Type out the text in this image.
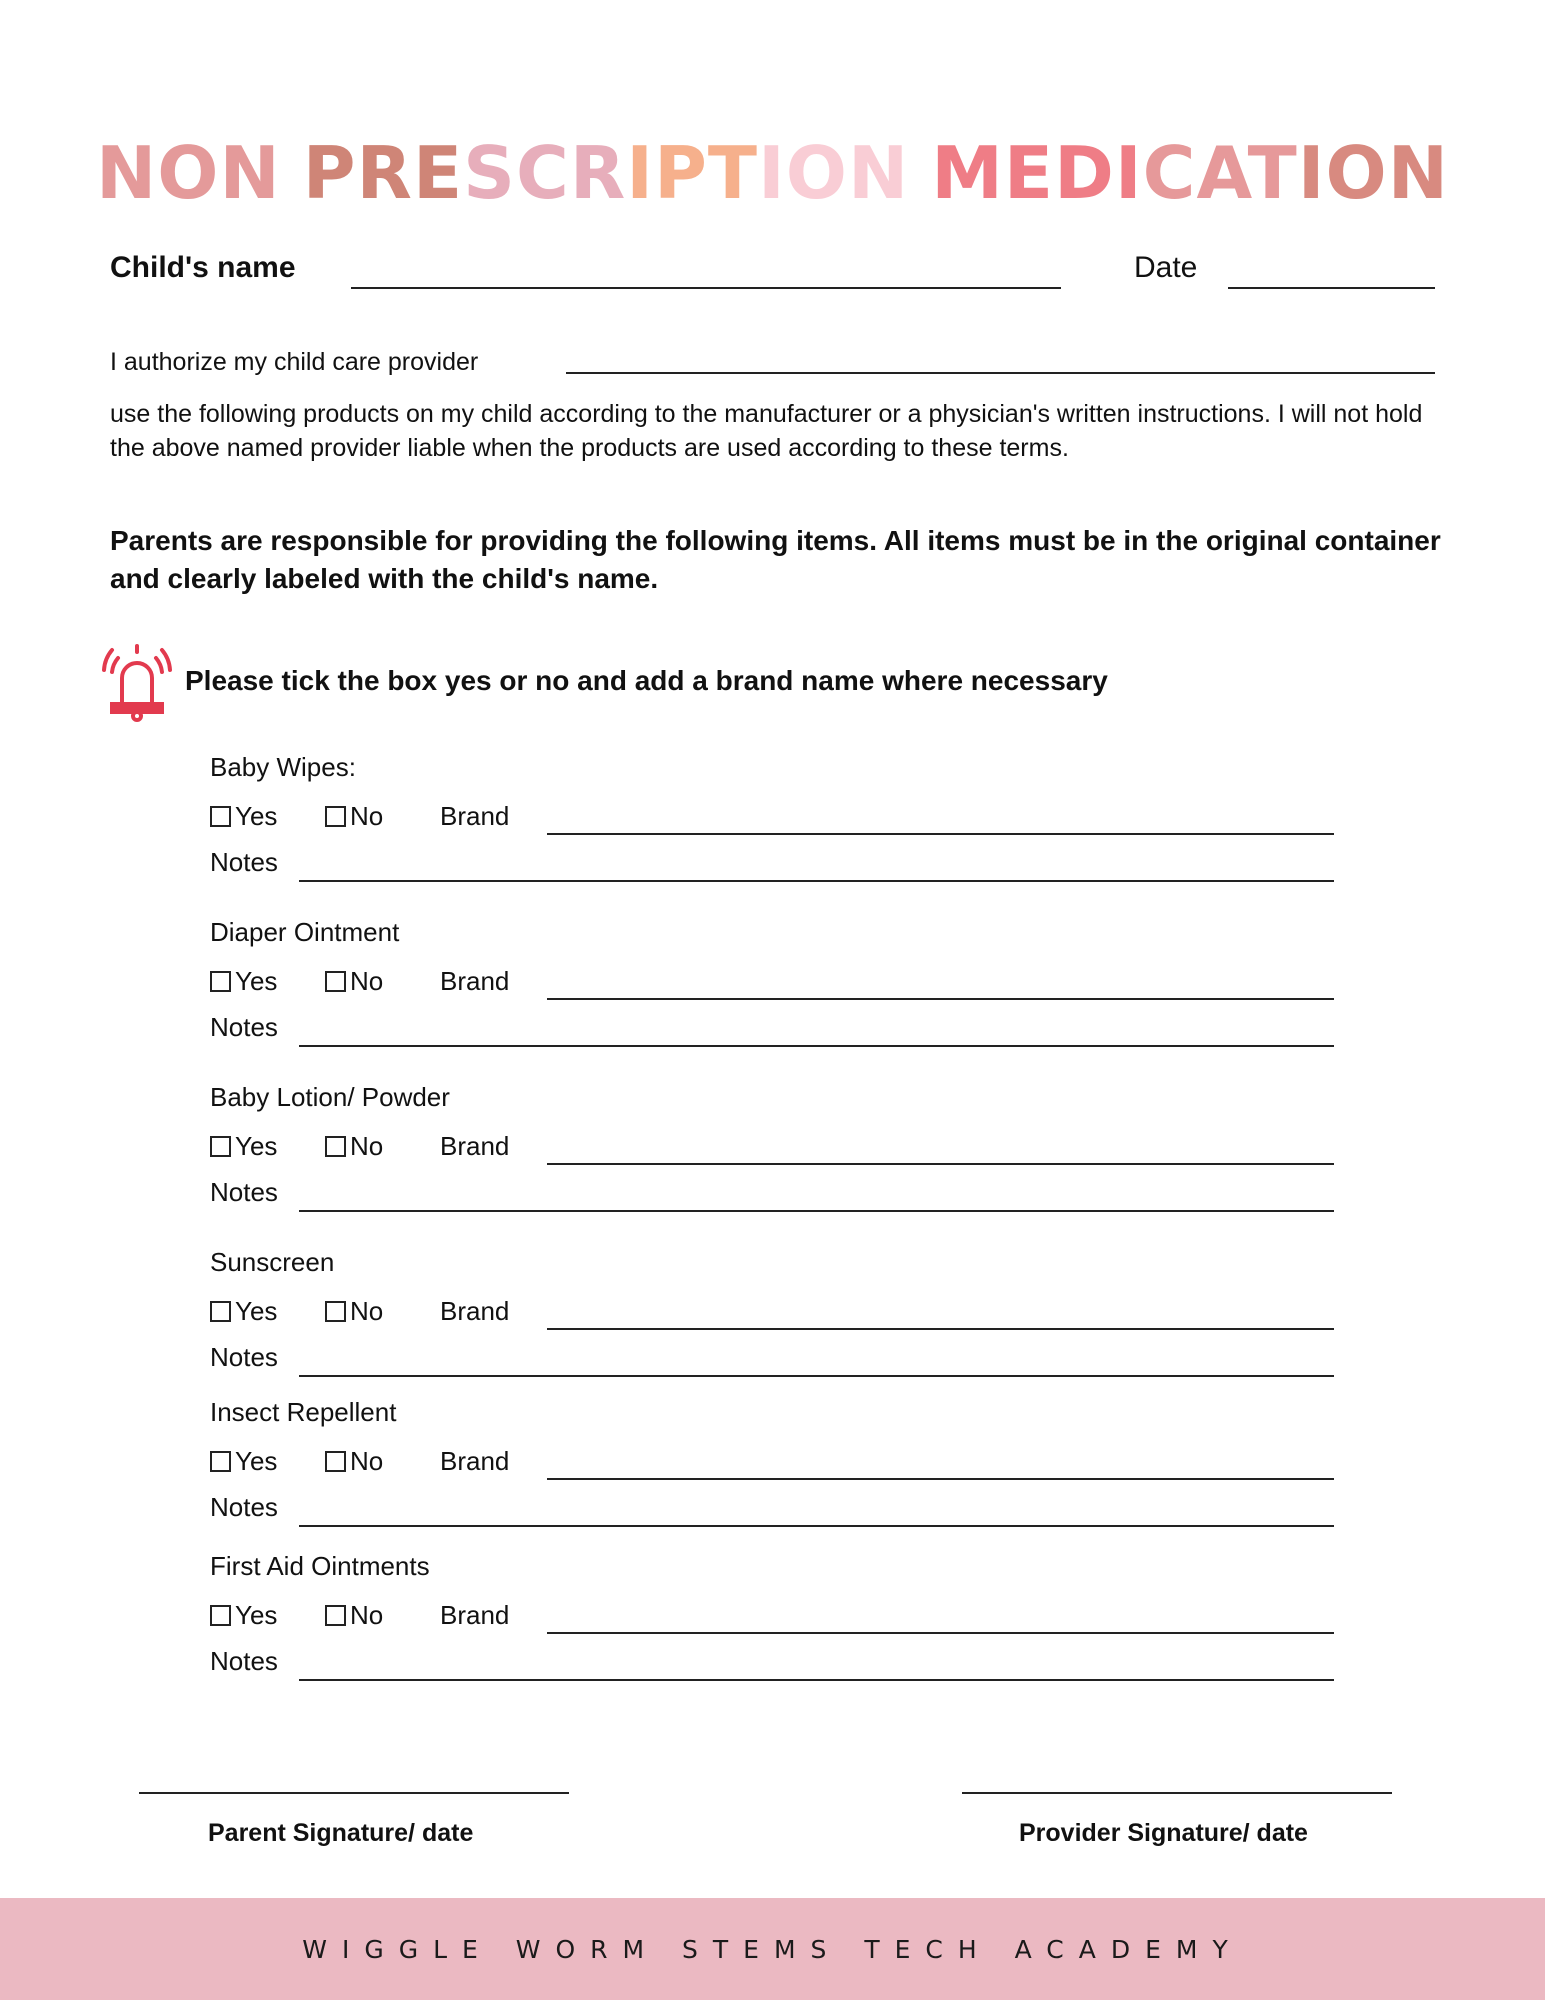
NON PRESCRIPTION MEDICATION
Child's name	Date
I authorize my child care provider
use the following products on my child according to the manufacturer or a physician's written instructions. I will not hold the above named provider liable when the products are used according to these terms.
Parents are responsible for providing the following items. All items must be in the original container and clearly labeled with the child's name.
Please tick the box yes or no and add a brand name where necessary
Baby Wipes:
Yes	No Brand
Notes
Diaper Ointment
Yes	No Brand
Notes
Baby Lotion/ Powder
Yes	No Brand
Notes
Sunscreen
Yes	No Brand
Notes
Insect Repellent
Yes	No Brand
Notes
First Aid Ointments
Yes	No Brand
Notes
Parent Signature/ date	Provider Signature/ date
WIGGLE WORM STEMS TECH ACADEMY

- [Request] Extract every line of the data exactly; pictures stay out.

- [In response]
Type out the text in this image.
NON PRESCRIPTION MEDICATION
Child's name	Date
I authorize my child care provider
use the following products on my child according to the manufacturer or a physician's written instructions. I will not hold the above named provider liable when the products are used according to these terms.
Parents are responsible for providing the following items. All items must be in the original container and clearly labeled with the child's name.
Please tick the box yes or no and add a brand name where necessary
Baby Wipes:
Yes	No Brand
Notes
Diaper Ointment
Yes	No Brand
Notes
Baby Lotion/ Powder
Yes	No Brand
Notes
Sunscreen
Yes	No Brand
Notes
Insect Repellent
Yes	No Brand
Notes
First Aid Ointments
Yes	No Brand
Notes
Parent Signature/ date	Provider Signature/ date
WIGGLE WORM STEMS TECH ACADEMY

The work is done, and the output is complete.